▶ **TO DO**
Draw out every line with the word "Adjustment" from the listing below.

☆ ☆ ☆ ☆ ☆

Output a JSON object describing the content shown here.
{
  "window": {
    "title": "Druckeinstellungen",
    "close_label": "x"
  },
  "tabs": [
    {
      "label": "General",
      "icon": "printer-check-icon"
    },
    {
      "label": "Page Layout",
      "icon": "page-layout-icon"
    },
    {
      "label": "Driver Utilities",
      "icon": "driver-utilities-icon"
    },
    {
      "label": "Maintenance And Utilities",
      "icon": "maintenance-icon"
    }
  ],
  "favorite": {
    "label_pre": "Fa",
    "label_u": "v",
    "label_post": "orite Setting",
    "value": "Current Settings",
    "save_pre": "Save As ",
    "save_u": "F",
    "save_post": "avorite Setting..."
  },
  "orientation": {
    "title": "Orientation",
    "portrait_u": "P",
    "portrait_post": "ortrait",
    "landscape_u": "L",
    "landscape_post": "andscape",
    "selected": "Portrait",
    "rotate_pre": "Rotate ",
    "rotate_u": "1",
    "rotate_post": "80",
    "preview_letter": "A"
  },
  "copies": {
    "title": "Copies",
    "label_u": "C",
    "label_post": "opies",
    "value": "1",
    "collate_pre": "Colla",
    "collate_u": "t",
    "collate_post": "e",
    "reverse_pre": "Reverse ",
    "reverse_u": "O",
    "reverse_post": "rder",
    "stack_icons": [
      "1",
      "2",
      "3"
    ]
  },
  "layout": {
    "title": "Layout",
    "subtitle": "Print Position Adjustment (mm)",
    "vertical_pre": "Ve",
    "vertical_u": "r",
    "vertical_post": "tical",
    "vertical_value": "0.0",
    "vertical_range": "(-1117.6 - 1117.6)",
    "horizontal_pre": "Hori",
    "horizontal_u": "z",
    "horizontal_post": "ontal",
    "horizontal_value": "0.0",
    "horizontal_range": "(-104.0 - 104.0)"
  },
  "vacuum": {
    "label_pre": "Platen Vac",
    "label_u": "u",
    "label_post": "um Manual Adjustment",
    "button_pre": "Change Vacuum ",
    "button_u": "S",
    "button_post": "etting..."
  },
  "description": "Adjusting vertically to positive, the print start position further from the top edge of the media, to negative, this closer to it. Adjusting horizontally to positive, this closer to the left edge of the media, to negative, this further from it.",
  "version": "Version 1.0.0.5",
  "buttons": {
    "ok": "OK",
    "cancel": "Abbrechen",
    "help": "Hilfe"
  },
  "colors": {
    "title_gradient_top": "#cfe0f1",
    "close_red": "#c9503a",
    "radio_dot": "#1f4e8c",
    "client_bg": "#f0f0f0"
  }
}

☆ ☆ ☆ ☆ ☆

▶ **ANSWER TO THIS TASK**
    "subtitle": "Print Position Adjustment (mm)",
    "label_post": "um Manual Adjustment",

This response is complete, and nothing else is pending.